Stated task
Copy the data below exactly.

Dataset excerpts
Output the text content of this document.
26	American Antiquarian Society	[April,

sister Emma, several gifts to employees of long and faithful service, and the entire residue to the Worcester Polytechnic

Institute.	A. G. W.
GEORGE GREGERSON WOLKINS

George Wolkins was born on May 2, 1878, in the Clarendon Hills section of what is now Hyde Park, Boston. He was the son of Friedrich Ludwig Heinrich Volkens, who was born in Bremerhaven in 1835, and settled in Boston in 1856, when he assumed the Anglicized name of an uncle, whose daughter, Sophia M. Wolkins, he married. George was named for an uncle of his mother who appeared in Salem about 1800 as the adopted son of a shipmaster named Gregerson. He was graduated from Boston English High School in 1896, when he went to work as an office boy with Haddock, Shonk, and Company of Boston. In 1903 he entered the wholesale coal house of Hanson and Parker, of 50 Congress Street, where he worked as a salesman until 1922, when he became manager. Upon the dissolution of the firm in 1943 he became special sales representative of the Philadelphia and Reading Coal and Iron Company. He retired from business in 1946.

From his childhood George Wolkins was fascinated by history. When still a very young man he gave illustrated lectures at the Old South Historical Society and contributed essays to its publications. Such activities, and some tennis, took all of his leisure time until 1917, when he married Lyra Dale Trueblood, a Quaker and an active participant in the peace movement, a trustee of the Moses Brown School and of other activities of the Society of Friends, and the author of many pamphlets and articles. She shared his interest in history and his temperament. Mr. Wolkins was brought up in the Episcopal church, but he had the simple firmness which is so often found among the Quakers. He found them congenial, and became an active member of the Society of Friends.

Exercise answer
Output the text content of this document.
26	American Antiquarian Society	[April,

sister Emma, several gifts to employees of long and faithful service, and the entire residue to the Worcester Polytechnic

Institute.	A. G. W.
GEORGE GREGERSON WOLKINS

George Wolkins was born on May 2, 1878, in the Clarendon Hills section of what is now Hyde Park, Boston. He was the son of Friedrich Ludwig Heinrich Volkens, who was born in Bremerhaven in 1835, and settled in Boston in 1856, when he assumed the Anglicized name of an uncle, whose daughter, Sophia M. Wolkins, he married. George was named for an uncle of his mother who appeared in Salem about 1800 as the adopted son of a shipmaster named Gregerson. He was graduated from Boston English High School in 1896, when he went to work as an office boy with Haddock, Shonk, and Company of Boston. In 1903 he entered the wholesale coal house of Hanson and Parker, of 50 Congress Street, where he worked as a salesman until 1922, when he became manager. Upon the dissolution of the firm in 1943 he became special sales representative of the Philadelphia and Reading Coal and Iron Company. He retired from business in 1946.

From his childhood George Wolkins was fascinated by history. When still a very young man he gave illustrated lectures at the Old South Historical Society and contributed essays to its publications. Such activities, and some tennis, took all of his leisure time until 1917, when he married Lyra Dale Trueblood, a Quaker and an active participant in the peace movement, a trustee of the Moses Brown School and of other activities of the Society of Friends, and the author of many pamphlets and articles. She shared his interest in history and his temperament. Mr. Wolkins was brought up in the Episcopal church, but he had the simple firmness which is so often found among the Quakers. He found them congenial, and became an active member of the Society of Friends.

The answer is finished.